=== Entries supplied ===
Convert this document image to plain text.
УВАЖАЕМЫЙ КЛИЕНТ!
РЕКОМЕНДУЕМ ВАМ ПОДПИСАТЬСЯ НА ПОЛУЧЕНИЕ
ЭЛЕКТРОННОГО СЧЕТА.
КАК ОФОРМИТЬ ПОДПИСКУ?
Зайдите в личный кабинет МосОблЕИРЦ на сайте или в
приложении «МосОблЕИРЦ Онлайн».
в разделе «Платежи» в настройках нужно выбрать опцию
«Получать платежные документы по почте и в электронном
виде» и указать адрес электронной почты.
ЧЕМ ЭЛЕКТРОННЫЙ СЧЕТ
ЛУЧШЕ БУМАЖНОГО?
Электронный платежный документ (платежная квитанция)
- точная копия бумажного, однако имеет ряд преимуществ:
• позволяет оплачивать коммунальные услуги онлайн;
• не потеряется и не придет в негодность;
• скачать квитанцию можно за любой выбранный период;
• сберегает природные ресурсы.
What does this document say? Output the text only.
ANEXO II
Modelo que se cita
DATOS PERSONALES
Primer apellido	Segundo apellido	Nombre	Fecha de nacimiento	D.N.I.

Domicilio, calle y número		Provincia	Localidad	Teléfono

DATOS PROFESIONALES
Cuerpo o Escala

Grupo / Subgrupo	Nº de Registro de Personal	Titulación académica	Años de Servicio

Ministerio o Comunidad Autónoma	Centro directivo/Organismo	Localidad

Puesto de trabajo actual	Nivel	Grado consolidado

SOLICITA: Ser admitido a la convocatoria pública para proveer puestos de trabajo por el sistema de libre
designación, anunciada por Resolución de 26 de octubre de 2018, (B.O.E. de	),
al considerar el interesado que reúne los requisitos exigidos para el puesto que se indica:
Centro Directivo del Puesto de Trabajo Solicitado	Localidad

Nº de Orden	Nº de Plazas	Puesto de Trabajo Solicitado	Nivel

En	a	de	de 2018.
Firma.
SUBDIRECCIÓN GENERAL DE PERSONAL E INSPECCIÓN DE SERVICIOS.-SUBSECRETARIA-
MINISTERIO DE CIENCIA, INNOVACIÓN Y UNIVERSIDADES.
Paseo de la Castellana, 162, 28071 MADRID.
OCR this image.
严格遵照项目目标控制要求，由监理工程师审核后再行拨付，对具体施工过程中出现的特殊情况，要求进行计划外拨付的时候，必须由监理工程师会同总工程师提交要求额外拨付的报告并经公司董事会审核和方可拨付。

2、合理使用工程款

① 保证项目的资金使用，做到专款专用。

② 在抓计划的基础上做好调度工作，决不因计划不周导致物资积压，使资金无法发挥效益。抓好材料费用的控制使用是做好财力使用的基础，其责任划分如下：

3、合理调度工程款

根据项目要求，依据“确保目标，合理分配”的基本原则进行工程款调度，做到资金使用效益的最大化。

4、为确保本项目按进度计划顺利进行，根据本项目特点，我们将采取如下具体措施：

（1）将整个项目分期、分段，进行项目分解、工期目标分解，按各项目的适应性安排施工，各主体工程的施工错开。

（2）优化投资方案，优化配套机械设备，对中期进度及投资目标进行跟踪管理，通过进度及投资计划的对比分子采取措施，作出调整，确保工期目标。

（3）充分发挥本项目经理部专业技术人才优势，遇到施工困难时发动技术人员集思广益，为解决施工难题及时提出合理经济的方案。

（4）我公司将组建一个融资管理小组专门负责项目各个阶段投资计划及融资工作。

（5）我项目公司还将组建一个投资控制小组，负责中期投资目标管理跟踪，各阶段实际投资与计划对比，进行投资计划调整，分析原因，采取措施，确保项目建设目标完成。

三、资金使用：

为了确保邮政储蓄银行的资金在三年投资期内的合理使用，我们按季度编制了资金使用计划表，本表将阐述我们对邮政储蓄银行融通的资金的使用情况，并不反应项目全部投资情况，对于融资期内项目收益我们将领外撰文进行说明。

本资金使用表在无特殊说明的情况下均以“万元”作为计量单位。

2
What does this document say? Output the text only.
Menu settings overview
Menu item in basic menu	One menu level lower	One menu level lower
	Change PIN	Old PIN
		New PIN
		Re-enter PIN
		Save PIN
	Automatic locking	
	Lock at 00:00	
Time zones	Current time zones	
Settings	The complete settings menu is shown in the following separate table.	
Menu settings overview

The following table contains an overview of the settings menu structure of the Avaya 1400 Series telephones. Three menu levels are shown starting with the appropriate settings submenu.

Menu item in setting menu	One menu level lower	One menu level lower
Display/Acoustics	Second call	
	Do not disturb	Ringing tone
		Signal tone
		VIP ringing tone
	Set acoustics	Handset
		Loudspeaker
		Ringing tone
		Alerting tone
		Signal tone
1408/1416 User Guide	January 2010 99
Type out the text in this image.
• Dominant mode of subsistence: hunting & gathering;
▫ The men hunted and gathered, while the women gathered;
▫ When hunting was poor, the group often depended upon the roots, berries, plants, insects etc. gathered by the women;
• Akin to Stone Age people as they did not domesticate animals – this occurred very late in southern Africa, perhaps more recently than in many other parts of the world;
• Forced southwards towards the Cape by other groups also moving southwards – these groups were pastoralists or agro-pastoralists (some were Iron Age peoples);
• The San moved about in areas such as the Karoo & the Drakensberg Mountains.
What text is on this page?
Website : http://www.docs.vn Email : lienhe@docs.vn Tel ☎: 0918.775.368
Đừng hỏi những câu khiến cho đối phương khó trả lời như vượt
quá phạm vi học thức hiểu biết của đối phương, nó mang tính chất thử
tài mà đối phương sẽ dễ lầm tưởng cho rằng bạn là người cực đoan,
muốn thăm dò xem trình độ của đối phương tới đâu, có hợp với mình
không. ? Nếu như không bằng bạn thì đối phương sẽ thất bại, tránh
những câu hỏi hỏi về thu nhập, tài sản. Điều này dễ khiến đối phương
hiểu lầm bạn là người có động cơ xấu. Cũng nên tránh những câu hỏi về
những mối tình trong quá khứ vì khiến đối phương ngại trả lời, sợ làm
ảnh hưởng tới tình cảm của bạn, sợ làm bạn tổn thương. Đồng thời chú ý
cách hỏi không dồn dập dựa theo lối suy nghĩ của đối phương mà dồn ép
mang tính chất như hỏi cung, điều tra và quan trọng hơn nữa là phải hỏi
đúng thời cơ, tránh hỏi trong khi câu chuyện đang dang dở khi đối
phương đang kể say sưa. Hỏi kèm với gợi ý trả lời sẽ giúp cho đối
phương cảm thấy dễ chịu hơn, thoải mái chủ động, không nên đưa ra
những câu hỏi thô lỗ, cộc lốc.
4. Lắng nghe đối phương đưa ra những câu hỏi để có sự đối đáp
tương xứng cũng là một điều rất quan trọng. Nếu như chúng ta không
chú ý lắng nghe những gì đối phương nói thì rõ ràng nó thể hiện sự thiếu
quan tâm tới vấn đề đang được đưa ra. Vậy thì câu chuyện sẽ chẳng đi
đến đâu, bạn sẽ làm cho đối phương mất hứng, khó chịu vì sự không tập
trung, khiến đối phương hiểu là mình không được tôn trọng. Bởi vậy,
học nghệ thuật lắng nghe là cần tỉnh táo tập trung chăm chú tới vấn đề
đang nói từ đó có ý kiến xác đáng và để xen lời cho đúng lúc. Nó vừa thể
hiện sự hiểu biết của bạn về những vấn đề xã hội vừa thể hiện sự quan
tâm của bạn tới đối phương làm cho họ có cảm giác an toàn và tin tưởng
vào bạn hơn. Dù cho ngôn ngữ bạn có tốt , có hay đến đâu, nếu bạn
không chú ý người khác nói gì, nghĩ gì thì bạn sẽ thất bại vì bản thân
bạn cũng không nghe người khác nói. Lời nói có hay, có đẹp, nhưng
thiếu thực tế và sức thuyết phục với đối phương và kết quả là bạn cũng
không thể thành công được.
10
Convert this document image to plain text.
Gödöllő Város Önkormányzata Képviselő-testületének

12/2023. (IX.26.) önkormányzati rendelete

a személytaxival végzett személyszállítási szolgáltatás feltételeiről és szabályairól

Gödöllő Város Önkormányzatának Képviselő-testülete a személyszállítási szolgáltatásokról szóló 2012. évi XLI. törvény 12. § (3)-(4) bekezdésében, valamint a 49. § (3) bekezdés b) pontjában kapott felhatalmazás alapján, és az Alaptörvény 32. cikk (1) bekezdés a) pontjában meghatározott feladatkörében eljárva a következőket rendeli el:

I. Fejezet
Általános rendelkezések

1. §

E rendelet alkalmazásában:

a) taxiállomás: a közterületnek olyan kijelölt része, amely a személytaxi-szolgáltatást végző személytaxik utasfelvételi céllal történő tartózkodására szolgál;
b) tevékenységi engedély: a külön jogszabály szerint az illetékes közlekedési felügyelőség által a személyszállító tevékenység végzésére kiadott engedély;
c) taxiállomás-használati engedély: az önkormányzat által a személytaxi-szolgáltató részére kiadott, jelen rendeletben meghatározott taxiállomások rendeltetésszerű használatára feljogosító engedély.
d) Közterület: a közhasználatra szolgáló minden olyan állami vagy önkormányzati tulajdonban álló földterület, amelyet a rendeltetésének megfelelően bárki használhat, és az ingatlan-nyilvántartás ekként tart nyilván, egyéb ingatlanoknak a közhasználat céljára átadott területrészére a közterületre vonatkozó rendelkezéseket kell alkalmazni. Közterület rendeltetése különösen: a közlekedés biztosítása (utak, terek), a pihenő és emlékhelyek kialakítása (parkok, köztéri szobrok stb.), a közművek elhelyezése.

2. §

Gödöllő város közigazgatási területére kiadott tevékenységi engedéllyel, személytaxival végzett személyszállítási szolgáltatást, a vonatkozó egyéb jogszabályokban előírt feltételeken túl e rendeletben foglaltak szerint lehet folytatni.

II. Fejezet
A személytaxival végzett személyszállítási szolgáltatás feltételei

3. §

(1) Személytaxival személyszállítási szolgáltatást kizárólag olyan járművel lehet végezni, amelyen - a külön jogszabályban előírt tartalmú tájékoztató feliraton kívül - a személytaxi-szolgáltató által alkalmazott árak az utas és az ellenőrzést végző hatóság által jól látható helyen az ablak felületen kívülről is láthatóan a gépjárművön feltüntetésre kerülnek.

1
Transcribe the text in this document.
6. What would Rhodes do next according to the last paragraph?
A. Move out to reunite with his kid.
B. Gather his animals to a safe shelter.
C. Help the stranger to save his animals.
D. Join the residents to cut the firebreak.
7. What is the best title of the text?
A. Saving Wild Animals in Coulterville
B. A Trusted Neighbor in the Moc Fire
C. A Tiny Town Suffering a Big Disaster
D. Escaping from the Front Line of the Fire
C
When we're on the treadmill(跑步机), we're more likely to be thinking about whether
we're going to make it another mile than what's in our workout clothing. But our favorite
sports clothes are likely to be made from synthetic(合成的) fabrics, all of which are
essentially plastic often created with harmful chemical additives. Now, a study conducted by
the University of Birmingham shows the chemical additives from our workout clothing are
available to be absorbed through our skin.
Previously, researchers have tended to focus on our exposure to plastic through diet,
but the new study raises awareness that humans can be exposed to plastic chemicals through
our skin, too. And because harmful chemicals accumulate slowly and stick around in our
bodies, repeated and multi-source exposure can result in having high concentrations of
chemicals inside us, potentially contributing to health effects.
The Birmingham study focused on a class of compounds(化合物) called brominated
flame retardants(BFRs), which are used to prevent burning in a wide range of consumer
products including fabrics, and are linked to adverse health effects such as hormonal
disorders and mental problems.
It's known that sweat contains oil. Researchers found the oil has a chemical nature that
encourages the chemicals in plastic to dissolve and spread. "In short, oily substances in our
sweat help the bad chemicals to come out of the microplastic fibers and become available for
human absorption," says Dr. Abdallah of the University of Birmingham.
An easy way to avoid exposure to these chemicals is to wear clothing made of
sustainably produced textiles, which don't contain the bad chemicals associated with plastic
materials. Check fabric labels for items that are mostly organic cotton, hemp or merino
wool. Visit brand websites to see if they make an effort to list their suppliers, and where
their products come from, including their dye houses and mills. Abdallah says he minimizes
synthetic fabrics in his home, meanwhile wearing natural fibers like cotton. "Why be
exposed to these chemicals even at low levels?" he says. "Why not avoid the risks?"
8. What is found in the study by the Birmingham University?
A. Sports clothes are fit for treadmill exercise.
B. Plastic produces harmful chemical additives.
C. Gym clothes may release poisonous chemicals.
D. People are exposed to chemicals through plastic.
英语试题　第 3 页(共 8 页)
===
• Exercise requirements
Single out each line of the records above with the string "taxiállomás" in it, and copy it.

• Task response
a) taxiállomás: a közterületnek olyan kijelölt része, amely a személytaxi-szolgáltatást végző személytaxik utasfelvételi céllal történő tartózkodására szolgál;
c) taxiállomás-használati engedély: az önkormányzat által a személytaxi-szolgáltató részére kiadott, jelen rendeletben meghatározott taxiállomások rendeltetésszerű használatára feljogosító engedély.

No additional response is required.